WRITTEN REQUEST: Can you recast the entries, from their very first line through the line containing "reply-count: 1: [252, 1106, 273, 1147]" (both included), as a JSON list of strings with one string per line and blank lines left out?

DATA ENTRIES:
========

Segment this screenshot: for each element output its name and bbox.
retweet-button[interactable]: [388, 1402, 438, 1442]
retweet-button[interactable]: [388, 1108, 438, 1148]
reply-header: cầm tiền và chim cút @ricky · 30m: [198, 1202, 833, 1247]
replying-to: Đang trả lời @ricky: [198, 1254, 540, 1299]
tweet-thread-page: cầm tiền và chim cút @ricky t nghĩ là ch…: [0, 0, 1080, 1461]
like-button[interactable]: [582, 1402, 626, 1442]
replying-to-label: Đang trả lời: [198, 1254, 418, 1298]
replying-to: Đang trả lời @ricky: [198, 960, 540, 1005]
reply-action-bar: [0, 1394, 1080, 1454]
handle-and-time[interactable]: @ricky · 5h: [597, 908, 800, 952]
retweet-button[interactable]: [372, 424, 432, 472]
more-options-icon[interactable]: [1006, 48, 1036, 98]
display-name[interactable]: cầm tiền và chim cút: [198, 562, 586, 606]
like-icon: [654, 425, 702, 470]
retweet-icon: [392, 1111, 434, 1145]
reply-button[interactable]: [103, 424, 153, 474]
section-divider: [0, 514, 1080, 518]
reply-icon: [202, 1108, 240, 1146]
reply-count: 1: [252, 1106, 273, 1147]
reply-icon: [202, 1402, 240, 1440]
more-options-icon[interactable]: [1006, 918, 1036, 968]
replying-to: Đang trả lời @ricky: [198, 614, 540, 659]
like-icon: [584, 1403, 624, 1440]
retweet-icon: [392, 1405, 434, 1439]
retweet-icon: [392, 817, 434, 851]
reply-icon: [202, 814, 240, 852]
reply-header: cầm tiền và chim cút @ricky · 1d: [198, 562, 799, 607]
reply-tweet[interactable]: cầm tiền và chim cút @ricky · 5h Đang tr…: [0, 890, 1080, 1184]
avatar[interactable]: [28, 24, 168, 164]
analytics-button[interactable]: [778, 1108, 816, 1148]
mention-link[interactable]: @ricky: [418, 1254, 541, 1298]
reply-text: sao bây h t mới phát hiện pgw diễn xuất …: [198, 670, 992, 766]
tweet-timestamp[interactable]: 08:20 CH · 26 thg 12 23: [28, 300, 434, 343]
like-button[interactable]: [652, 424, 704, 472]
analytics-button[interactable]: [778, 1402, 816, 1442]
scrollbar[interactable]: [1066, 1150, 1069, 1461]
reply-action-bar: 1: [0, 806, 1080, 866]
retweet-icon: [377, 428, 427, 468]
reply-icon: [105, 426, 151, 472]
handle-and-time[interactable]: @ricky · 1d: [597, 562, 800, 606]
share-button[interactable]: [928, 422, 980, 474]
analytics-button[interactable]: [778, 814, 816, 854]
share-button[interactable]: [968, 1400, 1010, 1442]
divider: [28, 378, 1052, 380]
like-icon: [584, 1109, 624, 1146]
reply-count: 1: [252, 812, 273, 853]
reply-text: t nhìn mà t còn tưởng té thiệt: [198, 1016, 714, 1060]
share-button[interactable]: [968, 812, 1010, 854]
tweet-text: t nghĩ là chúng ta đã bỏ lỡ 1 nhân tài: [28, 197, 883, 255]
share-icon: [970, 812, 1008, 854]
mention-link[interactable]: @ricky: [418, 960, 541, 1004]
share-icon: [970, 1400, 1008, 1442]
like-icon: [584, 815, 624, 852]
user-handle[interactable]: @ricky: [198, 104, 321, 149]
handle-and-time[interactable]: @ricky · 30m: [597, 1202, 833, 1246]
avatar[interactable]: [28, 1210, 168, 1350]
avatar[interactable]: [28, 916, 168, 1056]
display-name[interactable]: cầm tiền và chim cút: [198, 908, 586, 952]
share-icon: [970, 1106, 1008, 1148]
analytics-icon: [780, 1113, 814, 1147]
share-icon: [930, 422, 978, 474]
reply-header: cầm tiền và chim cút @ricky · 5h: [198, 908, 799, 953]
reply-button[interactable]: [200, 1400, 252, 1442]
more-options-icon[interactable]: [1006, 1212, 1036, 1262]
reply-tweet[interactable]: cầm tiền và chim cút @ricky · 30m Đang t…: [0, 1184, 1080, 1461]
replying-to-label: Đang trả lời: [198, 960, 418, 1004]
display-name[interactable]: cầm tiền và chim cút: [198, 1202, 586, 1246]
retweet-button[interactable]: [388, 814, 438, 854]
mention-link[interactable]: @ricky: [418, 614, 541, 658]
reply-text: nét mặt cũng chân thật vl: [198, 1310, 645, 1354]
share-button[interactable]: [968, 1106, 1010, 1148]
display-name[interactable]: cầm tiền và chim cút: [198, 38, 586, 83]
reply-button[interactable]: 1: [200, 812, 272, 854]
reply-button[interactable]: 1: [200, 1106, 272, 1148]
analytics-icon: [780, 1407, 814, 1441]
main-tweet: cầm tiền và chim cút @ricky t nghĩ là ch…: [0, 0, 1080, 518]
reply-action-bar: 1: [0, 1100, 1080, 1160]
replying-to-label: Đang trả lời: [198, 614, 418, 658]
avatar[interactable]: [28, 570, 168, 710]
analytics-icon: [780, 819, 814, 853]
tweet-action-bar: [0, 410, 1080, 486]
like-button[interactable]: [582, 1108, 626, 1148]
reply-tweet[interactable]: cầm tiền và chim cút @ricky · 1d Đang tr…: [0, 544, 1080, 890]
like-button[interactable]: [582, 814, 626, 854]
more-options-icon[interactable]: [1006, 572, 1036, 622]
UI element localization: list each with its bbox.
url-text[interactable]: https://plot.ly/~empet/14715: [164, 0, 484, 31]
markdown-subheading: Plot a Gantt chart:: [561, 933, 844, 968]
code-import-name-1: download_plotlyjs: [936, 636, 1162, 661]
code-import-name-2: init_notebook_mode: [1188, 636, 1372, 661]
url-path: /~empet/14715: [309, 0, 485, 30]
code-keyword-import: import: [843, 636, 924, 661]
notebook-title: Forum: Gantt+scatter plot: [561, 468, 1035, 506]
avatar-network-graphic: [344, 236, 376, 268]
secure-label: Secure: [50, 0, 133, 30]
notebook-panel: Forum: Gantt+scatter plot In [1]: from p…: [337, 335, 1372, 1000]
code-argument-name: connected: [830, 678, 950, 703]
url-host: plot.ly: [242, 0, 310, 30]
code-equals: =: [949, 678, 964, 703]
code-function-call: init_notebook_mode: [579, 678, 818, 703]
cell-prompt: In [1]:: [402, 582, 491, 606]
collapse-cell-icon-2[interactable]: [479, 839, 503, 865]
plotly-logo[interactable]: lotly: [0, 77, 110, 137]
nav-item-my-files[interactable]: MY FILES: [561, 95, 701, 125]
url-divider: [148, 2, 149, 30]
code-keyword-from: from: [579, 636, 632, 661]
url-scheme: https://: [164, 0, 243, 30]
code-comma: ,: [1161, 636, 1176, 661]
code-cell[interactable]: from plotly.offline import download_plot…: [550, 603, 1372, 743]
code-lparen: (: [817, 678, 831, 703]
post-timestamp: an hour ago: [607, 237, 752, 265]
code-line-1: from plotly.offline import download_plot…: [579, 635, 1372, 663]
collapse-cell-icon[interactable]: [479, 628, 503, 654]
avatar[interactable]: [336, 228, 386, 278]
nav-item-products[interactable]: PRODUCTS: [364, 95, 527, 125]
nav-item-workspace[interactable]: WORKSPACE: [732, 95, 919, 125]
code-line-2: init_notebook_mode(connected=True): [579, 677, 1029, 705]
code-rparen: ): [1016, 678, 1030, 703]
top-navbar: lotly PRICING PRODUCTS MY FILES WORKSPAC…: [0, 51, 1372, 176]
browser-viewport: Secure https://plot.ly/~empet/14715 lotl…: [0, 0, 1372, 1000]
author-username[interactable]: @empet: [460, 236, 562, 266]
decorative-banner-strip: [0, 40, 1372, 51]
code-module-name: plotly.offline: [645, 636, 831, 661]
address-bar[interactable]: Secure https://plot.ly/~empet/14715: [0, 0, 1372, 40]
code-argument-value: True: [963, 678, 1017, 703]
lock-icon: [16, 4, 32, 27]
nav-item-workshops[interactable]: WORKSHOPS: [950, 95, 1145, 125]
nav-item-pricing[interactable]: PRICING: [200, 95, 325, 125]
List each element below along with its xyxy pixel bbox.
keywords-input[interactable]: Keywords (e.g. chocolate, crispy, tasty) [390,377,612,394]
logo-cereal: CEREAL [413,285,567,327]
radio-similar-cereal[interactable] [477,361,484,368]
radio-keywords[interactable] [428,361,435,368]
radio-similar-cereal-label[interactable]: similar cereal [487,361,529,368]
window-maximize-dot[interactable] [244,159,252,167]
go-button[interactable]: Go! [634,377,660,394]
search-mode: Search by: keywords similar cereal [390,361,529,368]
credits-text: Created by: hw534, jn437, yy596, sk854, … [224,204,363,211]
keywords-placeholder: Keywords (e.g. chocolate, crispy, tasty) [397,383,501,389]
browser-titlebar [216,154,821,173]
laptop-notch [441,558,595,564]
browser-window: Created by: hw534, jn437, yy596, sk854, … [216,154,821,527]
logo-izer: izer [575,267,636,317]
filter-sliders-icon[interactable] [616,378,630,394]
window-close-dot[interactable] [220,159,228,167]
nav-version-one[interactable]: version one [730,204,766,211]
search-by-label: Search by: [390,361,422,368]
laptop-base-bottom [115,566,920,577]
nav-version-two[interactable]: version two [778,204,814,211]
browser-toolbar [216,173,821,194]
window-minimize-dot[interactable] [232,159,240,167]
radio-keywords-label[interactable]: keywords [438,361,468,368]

========

EXERCISE ANSWER:
[
  "Segment this screenshot: for each element output its name and bbox.",
  "retweet-button[interactable]: [388, 1402, 438, 1442]",
  "retweet-button[interactable]: [388, 1108, 438, 1148]",
  "reply-header: cầm tiền và chim cút @ricky · 30m: [198, 1202, 833, 1247]",
  "replying-to: Đang trả lời @ricky: [198, 1254, 540, 1299]",
  "tweet-thread-page: cầm tiền và chim cút @ricky t nghĩ là ch…: [0, 0, 1080, 1461]",
  "like-button[interactable]: [582, 1402, 626, 1442]",
  "replying-to-label: Đang trả lời: [198, 1254, 418, 1298]",
  "replying-to: Đang trả lời @ricky: [198, 960, 540, 1005]",
  "reply-action-bar: [0, 1394, 1080, 1454]",
  "handle-and-time[interactable]: @ricky · 5h: [597, 908, 800, 952]",
  "retweet-button[interactable]: [372, 424, 432, 472]",
  "more-options-icon[interactable]: [1006, 48, 1036, 98]",
  "display-name[interactable]: cầm tiền và chim cút: [198, 562, 586, 606]",
  "like-icon: [654, 425, 702, 470]",
  "retweet-icon: [392, 1111, 434, 1145]",
  "reply-button[interactable]: [103, 424, 153, 474]",
  "section-divider: [0, 514, 1080, 518]",
  "reply-icon: [202, 1108, 240, 1146]",
  "reply-count: 1: [252, 1106, 273, 1147]"
]